Scan the data below for the string "this". Show every line where it turns up.

[Figure dataset records]
★ ★ ★ ★ ★

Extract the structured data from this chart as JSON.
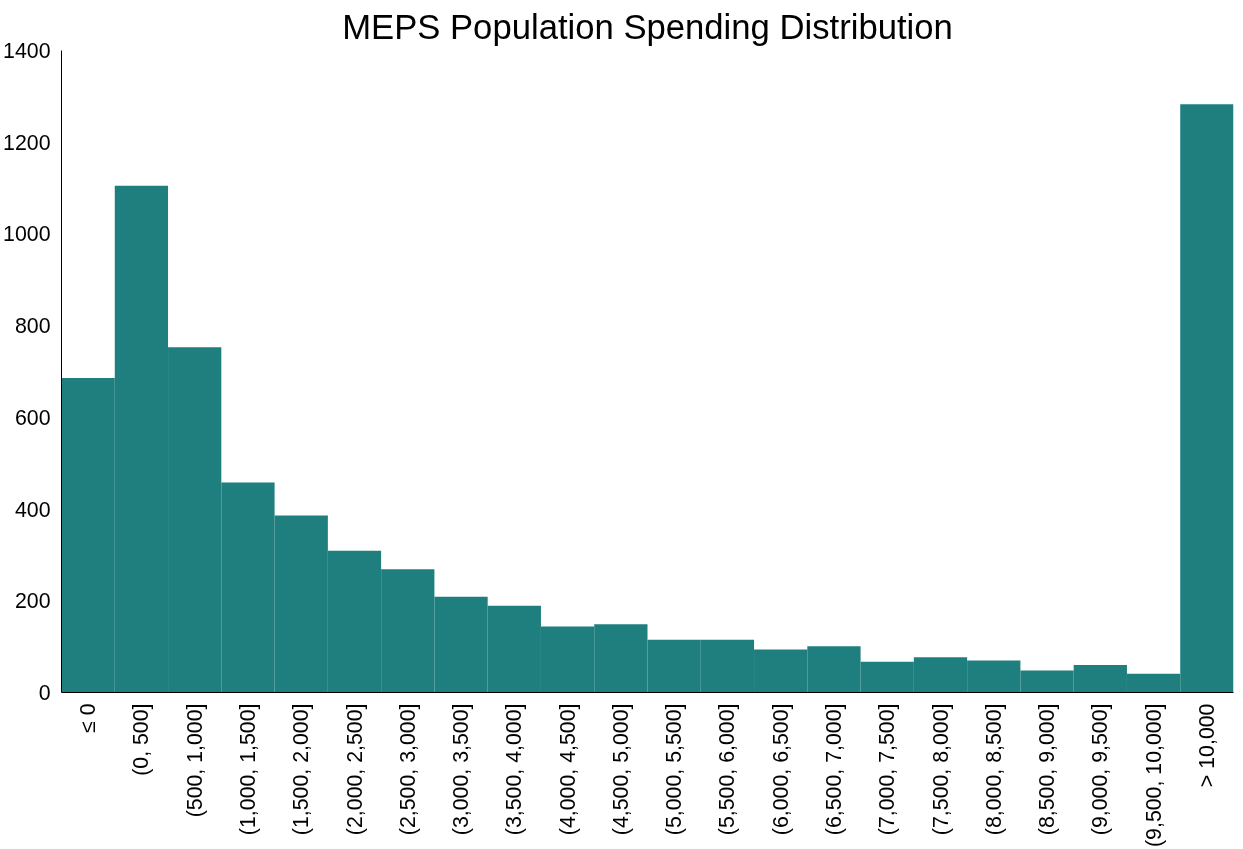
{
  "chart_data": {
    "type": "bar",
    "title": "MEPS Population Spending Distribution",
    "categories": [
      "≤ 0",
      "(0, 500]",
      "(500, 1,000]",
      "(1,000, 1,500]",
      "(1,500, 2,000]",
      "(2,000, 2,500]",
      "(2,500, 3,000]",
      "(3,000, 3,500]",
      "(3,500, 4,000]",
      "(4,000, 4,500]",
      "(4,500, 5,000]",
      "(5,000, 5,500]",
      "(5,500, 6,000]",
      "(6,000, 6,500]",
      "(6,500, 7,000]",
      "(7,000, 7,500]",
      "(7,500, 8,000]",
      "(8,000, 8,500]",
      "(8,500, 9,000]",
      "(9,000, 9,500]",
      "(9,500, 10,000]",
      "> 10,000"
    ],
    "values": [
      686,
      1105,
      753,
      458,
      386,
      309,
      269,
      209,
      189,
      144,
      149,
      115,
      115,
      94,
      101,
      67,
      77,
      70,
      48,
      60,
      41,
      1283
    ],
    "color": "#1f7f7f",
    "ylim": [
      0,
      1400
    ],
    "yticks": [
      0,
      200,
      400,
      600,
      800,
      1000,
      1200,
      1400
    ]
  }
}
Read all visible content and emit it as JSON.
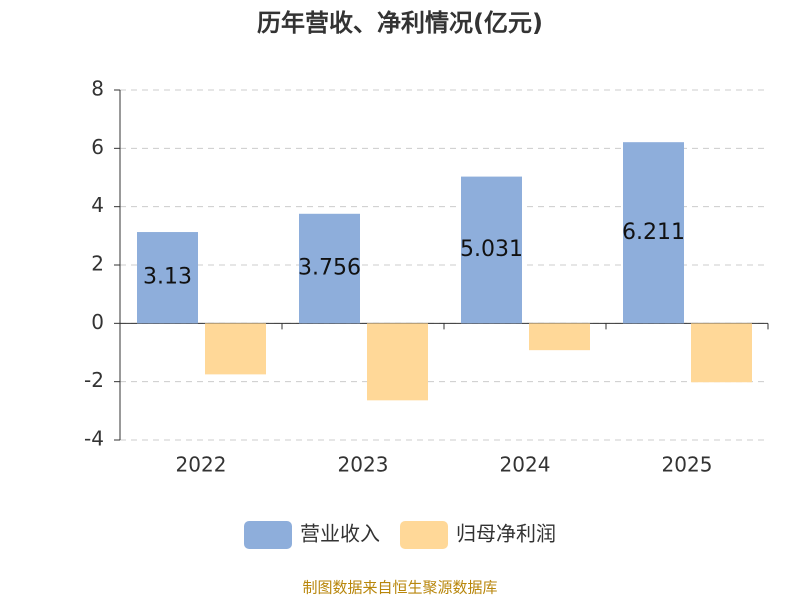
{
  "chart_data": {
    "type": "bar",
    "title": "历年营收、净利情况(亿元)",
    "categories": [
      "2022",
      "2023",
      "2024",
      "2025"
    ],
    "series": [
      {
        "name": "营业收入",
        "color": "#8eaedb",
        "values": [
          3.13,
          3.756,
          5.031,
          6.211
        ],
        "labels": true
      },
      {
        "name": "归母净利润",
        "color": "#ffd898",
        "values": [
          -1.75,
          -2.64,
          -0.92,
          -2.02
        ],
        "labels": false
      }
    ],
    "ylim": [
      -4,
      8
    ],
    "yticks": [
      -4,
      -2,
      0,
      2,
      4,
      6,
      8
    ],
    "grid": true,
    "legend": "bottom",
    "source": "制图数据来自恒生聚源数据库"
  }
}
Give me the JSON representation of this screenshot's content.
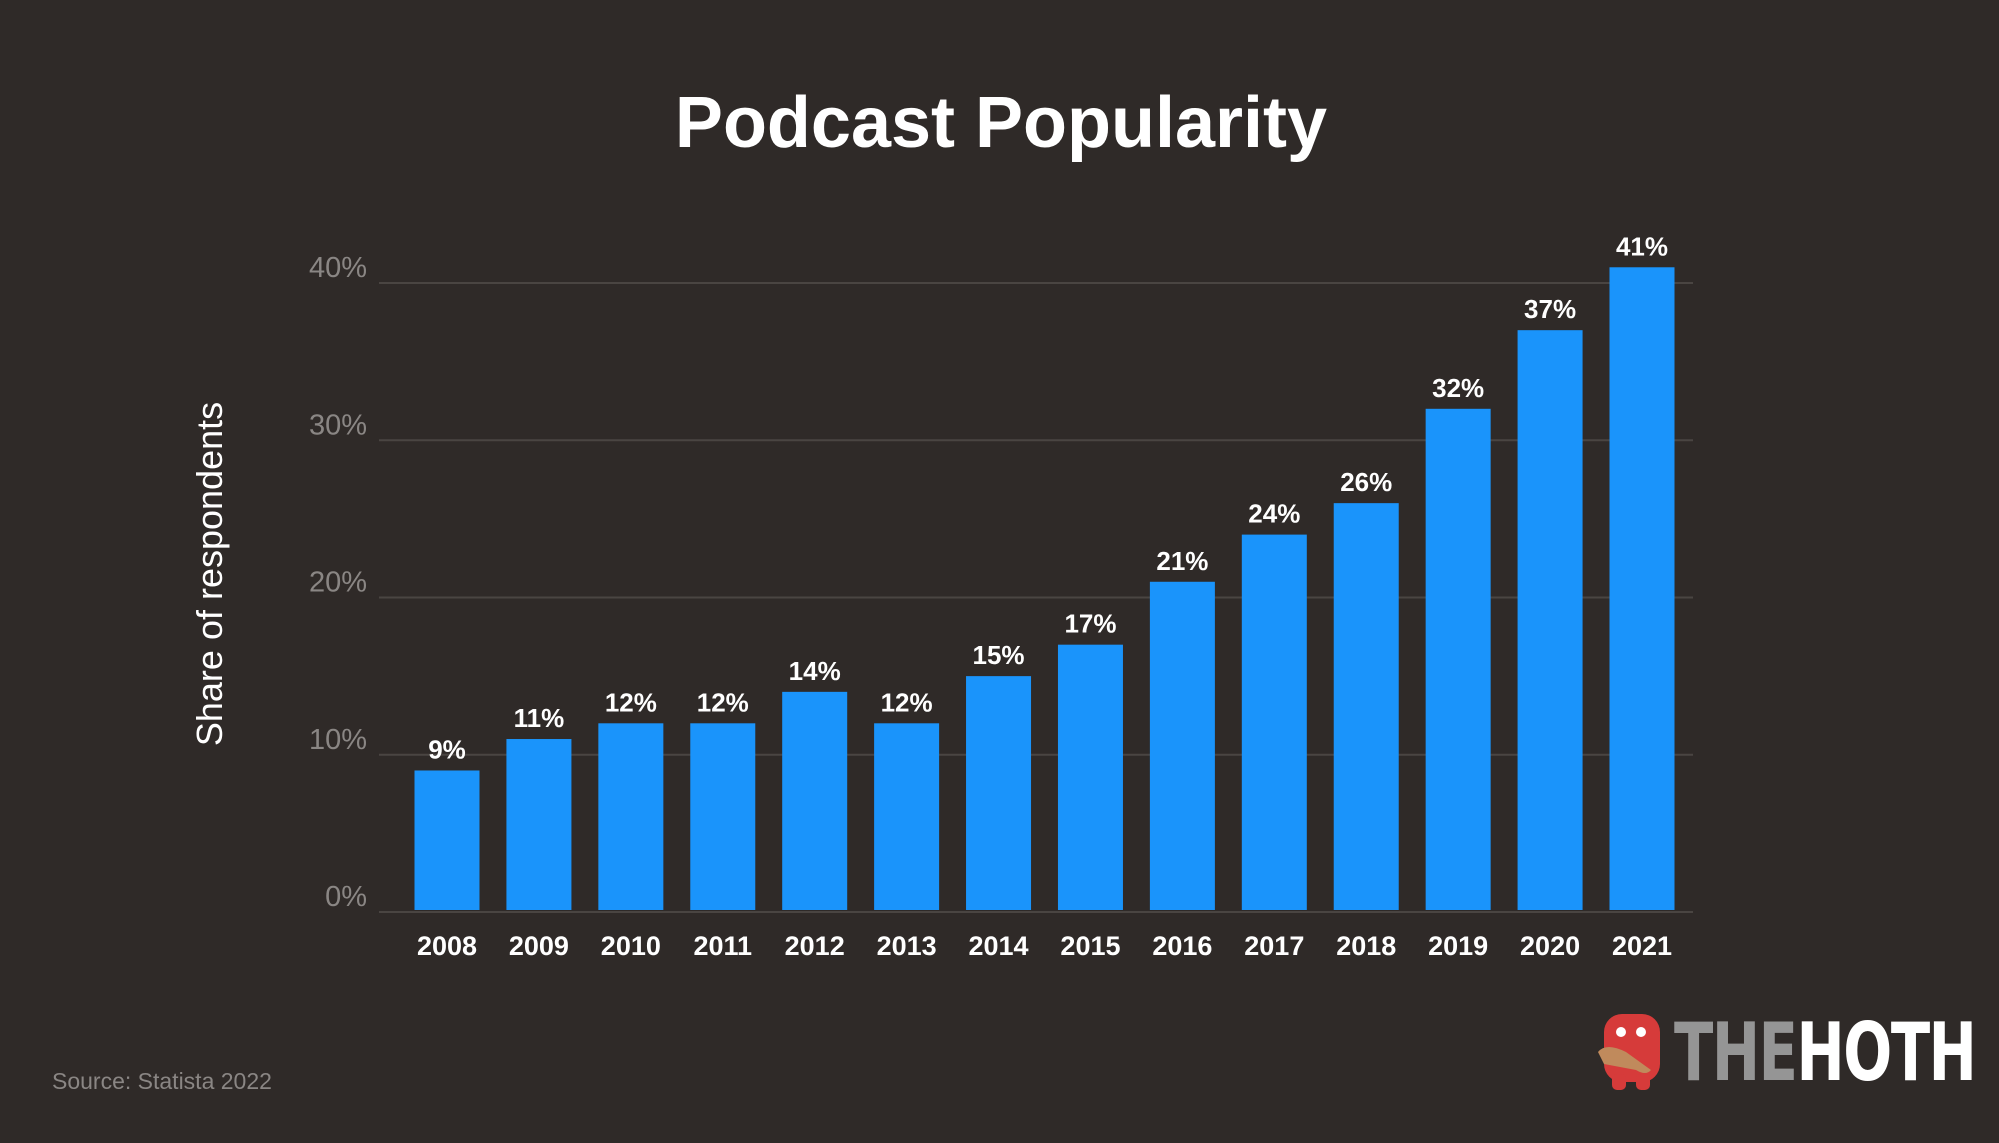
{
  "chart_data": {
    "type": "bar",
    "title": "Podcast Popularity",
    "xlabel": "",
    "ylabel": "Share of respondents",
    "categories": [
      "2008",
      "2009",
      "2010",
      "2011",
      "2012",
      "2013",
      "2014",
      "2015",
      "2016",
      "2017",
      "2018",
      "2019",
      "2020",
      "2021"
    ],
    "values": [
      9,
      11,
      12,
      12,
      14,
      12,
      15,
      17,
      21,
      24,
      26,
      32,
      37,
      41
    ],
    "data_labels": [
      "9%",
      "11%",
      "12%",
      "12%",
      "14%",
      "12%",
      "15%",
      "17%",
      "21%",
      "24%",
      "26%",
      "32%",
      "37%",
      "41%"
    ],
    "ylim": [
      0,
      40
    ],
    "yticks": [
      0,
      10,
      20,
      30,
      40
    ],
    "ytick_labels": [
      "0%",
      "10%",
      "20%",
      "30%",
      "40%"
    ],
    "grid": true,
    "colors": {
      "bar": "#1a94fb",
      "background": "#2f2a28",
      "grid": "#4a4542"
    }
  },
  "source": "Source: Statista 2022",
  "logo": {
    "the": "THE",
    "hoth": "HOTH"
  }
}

★ ★ ★ ★ ★

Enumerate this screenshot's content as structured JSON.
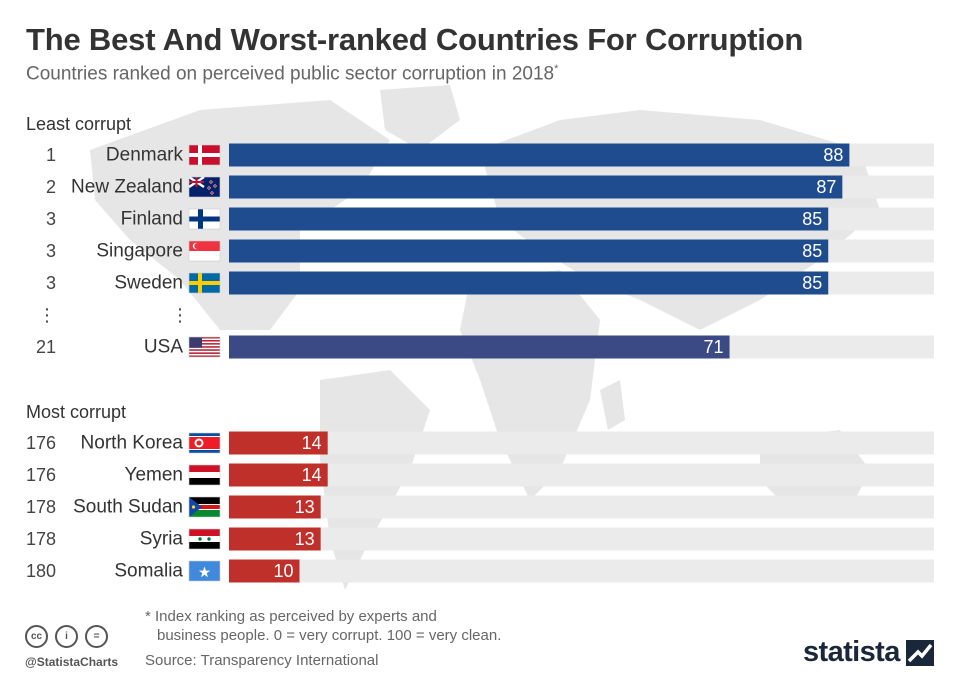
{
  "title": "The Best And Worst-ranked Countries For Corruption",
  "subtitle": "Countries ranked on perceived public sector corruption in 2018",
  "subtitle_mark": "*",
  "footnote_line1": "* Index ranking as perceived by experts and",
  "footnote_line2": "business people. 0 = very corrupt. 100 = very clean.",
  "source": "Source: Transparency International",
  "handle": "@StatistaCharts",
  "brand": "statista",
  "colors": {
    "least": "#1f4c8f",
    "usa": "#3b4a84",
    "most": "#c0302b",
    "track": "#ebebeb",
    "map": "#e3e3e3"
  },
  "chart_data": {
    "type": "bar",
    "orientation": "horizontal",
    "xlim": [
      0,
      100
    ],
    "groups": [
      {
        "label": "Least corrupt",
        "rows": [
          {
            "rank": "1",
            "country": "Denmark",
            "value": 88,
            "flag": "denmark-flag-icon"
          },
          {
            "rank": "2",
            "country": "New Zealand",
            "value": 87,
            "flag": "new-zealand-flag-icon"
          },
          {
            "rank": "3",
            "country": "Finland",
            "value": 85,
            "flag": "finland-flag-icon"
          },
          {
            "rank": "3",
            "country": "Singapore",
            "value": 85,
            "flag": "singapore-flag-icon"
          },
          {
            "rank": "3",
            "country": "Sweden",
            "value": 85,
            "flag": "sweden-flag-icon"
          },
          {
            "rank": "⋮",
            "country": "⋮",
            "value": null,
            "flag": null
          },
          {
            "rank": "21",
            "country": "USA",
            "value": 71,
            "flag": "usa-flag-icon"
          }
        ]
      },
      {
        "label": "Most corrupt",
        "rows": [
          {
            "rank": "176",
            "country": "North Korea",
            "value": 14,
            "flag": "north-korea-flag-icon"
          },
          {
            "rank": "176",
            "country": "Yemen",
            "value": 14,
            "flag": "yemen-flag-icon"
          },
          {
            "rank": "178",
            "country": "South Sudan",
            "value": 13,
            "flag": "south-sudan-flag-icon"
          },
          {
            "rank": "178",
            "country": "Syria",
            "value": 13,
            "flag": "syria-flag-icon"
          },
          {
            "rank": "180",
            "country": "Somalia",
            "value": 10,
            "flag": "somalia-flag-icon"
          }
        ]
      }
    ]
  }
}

★ ★ ★ ★ ★

## FULL RESPONSE
Extract the structured data from this chart as JSON.
Give me the JSON representation of this screenshot's content.
Enumerate this screenshot's content as structured JSON.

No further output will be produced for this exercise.